PROVIDED DATA

------------------------------------------------------------

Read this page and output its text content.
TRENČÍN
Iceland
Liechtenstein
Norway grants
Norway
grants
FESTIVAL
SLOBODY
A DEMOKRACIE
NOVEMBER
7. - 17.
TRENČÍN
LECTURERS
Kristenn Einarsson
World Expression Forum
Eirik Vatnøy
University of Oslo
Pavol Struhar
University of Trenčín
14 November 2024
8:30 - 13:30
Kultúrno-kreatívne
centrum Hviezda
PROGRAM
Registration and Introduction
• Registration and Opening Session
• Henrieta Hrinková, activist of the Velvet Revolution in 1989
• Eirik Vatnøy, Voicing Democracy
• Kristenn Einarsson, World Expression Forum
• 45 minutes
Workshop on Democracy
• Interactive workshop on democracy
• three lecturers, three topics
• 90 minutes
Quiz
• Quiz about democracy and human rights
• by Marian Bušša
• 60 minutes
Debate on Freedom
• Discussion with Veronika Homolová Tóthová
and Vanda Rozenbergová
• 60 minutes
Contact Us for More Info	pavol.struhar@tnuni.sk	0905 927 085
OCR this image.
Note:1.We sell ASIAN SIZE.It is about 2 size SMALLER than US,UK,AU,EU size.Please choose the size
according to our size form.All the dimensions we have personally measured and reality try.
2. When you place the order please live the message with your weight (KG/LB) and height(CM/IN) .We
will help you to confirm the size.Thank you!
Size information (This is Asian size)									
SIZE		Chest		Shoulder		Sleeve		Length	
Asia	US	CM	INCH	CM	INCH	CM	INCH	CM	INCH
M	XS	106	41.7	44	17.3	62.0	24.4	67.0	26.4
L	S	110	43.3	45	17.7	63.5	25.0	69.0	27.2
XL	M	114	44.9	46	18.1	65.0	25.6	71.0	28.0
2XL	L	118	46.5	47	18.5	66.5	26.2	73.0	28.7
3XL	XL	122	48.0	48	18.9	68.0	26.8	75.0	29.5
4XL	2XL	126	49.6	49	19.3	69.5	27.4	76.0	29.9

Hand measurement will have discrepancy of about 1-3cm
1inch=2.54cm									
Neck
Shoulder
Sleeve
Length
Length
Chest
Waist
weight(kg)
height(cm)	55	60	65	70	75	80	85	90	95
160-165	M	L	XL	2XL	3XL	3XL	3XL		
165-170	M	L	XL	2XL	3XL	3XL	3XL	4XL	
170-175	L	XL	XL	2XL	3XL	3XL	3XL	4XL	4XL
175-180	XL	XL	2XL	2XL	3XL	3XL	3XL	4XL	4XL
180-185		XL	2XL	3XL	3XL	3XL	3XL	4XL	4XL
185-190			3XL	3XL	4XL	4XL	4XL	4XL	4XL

------------------------------------------------------------

WHAT IS EXPECTED
Gather every line from the entries above where the word "with" appears, and copy them.

COMPLETE ANSWER
• Discussion with Veronika Homolová Tóthová
2. When you place the order please live the message with your weight (KG/LB) and height(CM/IN) .We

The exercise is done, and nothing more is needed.